[Start of SUPPLIED RECORDS]
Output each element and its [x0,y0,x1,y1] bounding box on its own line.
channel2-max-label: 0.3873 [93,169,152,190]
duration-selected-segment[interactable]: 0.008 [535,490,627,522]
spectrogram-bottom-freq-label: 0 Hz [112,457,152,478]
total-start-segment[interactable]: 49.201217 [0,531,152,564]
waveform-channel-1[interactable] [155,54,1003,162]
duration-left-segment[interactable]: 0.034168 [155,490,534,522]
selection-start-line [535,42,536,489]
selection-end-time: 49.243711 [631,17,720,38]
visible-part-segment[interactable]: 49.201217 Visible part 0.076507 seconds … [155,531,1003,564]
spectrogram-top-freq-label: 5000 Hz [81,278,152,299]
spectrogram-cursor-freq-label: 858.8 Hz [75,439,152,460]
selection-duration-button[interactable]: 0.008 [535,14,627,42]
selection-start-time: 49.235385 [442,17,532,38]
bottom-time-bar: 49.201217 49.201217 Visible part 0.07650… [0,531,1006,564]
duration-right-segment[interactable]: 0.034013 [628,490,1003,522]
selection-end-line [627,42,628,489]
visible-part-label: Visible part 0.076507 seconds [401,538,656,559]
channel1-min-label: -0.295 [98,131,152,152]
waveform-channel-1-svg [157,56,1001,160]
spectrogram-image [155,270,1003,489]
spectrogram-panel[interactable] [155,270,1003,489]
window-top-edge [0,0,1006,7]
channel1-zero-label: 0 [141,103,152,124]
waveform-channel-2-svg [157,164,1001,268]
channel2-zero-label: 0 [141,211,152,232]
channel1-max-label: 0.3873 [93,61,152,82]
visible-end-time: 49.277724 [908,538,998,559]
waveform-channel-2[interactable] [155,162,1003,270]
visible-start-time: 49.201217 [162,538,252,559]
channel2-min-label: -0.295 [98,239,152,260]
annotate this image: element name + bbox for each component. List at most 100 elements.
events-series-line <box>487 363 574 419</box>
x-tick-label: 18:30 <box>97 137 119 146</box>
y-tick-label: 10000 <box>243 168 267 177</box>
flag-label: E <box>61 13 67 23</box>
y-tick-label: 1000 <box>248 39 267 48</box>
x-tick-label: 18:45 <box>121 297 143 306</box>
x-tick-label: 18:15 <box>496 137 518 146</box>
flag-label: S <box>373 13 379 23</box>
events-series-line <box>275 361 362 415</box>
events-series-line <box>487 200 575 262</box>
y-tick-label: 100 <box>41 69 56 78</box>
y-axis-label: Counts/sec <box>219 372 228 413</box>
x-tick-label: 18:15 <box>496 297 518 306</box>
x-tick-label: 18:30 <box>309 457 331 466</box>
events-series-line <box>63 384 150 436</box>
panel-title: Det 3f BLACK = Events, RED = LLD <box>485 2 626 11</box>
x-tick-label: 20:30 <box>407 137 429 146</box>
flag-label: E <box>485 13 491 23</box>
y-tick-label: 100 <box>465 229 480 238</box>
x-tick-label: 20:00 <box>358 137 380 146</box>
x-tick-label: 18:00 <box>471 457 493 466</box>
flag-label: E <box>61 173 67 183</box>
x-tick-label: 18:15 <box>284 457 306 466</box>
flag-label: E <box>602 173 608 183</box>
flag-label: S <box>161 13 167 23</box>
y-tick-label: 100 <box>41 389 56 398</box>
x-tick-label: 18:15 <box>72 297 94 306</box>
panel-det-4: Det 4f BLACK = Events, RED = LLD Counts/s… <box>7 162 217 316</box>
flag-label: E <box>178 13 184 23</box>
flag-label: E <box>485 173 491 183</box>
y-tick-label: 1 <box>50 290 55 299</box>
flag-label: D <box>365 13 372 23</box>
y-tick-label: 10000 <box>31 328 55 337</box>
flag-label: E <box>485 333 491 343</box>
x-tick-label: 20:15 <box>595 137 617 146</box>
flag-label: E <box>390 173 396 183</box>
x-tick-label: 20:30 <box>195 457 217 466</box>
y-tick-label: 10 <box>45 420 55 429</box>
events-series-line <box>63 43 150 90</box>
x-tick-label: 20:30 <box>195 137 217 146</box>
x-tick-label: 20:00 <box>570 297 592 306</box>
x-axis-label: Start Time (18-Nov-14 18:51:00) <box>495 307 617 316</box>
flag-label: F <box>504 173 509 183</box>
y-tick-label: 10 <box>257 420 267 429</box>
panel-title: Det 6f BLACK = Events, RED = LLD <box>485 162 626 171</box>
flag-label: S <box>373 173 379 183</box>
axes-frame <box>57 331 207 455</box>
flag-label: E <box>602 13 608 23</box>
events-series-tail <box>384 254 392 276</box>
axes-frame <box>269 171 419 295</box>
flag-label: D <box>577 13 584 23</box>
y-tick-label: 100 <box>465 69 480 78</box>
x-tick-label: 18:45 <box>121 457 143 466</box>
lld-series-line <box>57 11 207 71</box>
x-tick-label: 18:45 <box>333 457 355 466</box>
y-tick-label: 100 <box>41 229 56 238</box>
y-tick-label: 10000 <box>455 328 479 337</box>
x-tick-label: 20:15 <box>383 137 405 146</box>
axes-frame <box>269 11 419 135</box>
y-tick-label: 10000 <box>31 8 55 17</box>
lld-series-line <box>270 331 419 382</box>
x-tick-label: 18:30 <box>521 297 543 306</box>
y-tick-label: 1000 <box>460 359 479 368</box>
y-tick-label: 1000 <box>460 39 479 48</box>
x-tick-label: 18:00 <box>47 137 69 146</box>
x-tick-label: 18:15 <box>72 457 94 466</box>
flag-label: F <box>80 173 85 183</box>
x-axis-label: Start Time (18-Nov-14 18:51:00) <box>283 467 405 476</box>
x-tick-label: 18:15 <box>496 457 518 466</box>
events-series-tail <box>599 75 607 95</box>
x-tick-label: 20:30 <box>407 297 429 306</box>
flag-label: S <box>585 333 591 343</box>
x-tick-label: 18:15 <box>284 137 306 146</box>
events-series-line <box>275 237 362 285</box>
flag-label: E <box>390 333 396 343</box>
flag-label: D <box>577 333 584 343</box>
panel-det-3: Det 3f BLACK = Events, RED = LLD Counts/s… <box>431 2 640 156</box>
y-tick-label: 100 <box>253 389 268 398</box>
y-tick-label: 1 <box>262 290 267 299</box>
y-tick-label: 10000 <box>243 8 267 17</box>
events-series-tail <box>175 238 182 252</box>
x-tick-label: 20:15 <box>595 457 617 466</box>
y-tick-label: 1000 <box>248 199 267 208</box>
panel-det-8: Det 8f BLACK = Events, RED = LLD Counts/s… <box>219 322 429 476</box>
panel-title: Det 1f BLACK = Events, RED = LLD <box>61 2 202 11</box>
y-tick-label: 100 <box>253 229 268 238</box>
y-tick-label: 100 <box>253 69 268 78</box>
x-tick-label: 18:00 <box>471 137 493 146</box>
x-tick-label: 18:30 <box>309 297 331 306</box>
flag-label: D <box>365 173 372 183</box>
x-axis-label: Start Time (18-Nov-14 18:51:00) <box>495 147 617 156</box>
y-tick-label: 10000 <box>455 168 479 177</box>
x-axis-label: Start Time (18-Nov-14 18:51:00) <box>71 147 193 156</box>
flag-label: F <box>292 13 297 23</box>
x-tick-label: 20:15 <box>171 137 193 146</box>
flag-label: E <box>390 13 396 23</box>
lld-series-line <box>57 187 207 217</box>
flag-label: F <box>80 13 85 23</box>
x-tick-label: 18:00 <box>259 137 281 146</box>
[End of SUPPLIED RECORDS]
PROMPT » Copy the material above verbatim, every line in its original order.

RESPONSE TO THIS EXERCISE »
Output each element and its [x0,y0,x1,y1] bounding box on its own line.
channel2-max-label: 0.3873 [93,169,152,190]
duration-selected-segment[interactable]: 0.008 [535,490,627,522]
spectrogram-bottom-freq-label: 0 Hz [112,457,152,478]
total-start-segment[interactable]: 49.201217 [0,531,152,564]
waveform-channel-1[interactable] [155,54,1003,162]
duration-left-segment[interactable]: 0.034168 [155,490,534,522]
selection-start-line [535,42,536,489]
selection-end-time: 49.243711 [631,17,720,38]
visible-part-segment[interactable]: 49.201217 Visible part 0.076507 seconds … [155,531,1003,564]
spectrogram-top-freq-label: 5000 Hz [81,278,152,299]
spectrogram-cursor-freq-label: 858.8 Hz [75,439,152,460]
selection-duration-button[interactable]: 0.008 [535,14,627,42]
selection-start-time: 49.235385 [442,17,532,38]
bottom-time-bar: 49.201217 49.201217 Visible part 0.07650… [0,531,1006,564]
duration-right-segment[interactable]: 0.034013 [628,490,1003,522]
selection-end-line [627,42,628,489]
visible-part-label: Visible part 0.076507 seconds [401,538,656,559]
channel1-min-label: -0.295 [98,131,152,152]
waveform-channel-1-svg [157,56,1001,160]
spectrogram-image [155,270,1003,489]
spectrogram-panel[interactable] [155,270,1003,489]
window-top-edge [0,0,1006,7]
channel1-zero-label: 0 [141,103,152,124]
waveform-channel-2-svg [157,164,1001,268]
channel2-zero-label: 0 [141,211,152,232]
channel1-max-label: 0.3873 [93,61,152,82]
visible-end-time: 49.277724 [908,538,998,559]
waveform-channel-2[interactable] [155,162,1003,270]
visible-start-time: 49.201217 [162,538,252,559]
channel2-min-label: -0.295 [98,239,152,260]
annotate this image: element name + bbox for each component. List at most 100 elements.
events-series-line <box>487 363 574 419</box>
x-tick-label: 18:30 <box>97 137 119 146</box>
y-tick-label: 10000 <box>243 168 267 177</box>
flag-label: E <box>61 13 67 23</box>
y-tick-label: 1000 <box>248 39 267 48</box>
x-tick-label: 18:45 <box>121 297 143 306</box>
x-tick-label: 18:15 <box>496 137 518 146</box>
flag-label: S <box>373 13 379 23</box>
events-series-line <box>275 361 362 415</box>
events-series-line <box>487 200 575 262</box>
y-tick-label: 100 <box>41 69 56 78</box>
y-axis-label: Counts/sec <box>219 372 228 413</box>
x-tick-label: 18:15 <box>496 297 518 306</box>
x-tick-label: 18:30 <box>309 457 331 466</box>
events-series-line <box>63 384 150 436</box>
panel-title: Det 3f BLACK = Events, RED = LLD <box>485 2 626 11</box>
x-tick-label: 20:30 <box>407 137 429 146</box>
flag-label: E <box>485 13 491 23</box>
y-tick-label: 100 <box>465 229 480 238</box>
x-tick-label: 20:00 <box>358 137 380 146</box>
x-tick-label: 18:00 <box>471 457 493 466</box>
flag-label: E <box>61 173 67 183</box>
x-tick-label: 18:15 <box>284 457 306 466</box>
flag-label: E <box>602 173 608 183</box>
flag-label: S <box>161 13 167 23</box>
y-tick-label: 100 <box>41 389 56 398</box>
x-tick-label: 18:15 <box>72 297 94 306</box>
panel-det-4: Det 4f BLACK = Events, RED = LLD Counts/s… <box>7 162 217 316</box>
flag-label: E <box>178 13 184 23</box>
flag-label: E <box>485 173 491 183</box>
y-tick-label: 1 <box>50 290 55 299</box>
flag-label: D <box>365 13 372 23</box>
y-tick-label: 10000 <box>31 328 55 337</box>
flag-label: E <box>485 333 491 343</box>
x-tick-label: 20:15 <box>595 137 617 146</box>
flag-label: E <box>390 173 396 183</box>
x-tick-label: 20:30 <box>195 457 217 466</box>
y-tick-label: 10 <box>45 420 55 429</box>
events-series-line <box>63 43 150 90</box>
x-tick-label: 20:30 <box>195 137 217 146</box>
x-tick-label: 20:00 <box>570 297 592 306</box>
x-axis-label: Start Time (18-Nov-14 18:51:00) <box>495 307 617 316</box>
flag-label: F <box>504 173 509 183</box>
y-tick-label: 10 <box>257 420 267 429</box>
panel-title: Det 6f BLACK = Events, RED = LLD <box>485 162 626 171</box>
flag-label: S <box>373 173 379 183</box>
axes-frame <box>57 331 207 455</box>
flag-label: E <box>602 13 608 23</box>
events-series-tail <box>384 254 392 276</box>
axes-frame <box>269 171 419 295</box>
flag-label: D <box>577 13 584 23</box>
y-tick-label: 100 <box>465 69 480 78</box>
x-tick-label: 18:45 <box>121 457 143 466</box>
lld-series-line <box>57 11 207 71</box>
x-tick-label: 18:45 <box>333 457 355 466</box>
y-tick-label: 100 <box>41 229 56 238</box>
y-tick-label: 10000 <box>455 328 479 337</box>
x-tick-label: 20:15 <box>383 137 405 146</box>
axes-frame <box>269 11 419 135</box>
y-tick-label: 10000 <box>31 8 55 17</box>
lld-series-line <box>270 331 419 382</box>
x-tick-label: 18:30 <box>521 297 543 306</box>
y-tick-label: 1000 <box>460 359 479 368</box>
y-tick-label: 1000 <box>460 39 479 48</box>
x-tick-label: 18:00 <box>47 137 69 146</box>
x-tick-label: 18:15 <box>72 457 94 466</box>
flag-label: F <box>80 173 85 183</box>
x-axis-label: Start Time (18-Nov-14 18:51:00) <box>283 467 405 476</box>
x-tick-label: 18:15 <box>496 457 518 466</box>
events-series-tail <box>599 75 607 95</box>
x-tick-label: 20:30 <box>407 297 429 306</box>
flag-label: S <box>585 333 591 343</box>
x-tick-label: 18:15 <box>284 137 306 146</box>
events-series-line <box>275 237 362 285</box>
flag-label: E <box>390 333 396 343</box>
flag-label: D <box>577 333 584 343</box>
panel-det-3: Det 3f BLACK = Events, RED = LLD Counts/s… <box>431 2 640 156</box>
y-tick-label: 100 <box>253 389 268 398</box>
y-tick-label: 1 <box>262 290 267 299</box>
y-tick-label: 10000 <box>243 8 267 17</box>
events-series-tail <box>175 238 182 252</box>
x-tick-label: 20:15 <box>595 457 617 466</box>
y-tick-label: 1000 <box>248 199 267 208</box>
panel-det-8: Det 8f BLACK = Events, RED = LLD Counts/s… <box>219 322 429 476</box>
panel-title: Det 1f BLACK = Events, RED = LLD <box>61 2 202 11</box>
y-tick-label: 100 <box>253 229 268 238</box>
y-tick-label: 100 <box>253 69 268 78</box>
x-tick-label: 18:00 <box>471 137 493 146</box>
x-tick-label: 18:30 <box>309 297 331 306</box>
flag-label: D <box>365 173 372 183</box>
x-axis-label: Start Time (18-Nov-14 18:51:00) <box>495 147 617 156</box>
y-tick-label: 10000 <box>455 168 479 177</box>
x-axis-label: Start Time (18-Nov-14 18:51:00) <box>71 147 193 156</box>
flag-label: F <box>292 13 297 23</box>
x-tick-label: 20:15 <box>171 137 193 146</box>
flag-label: E <box>390 13 396 23</box>
lld-series-line <box>57 187 207 217</box>
flag-label: F <box>80 13 85 23</box>
x-tick-label: 18:00 <box>259 137 281 146</box>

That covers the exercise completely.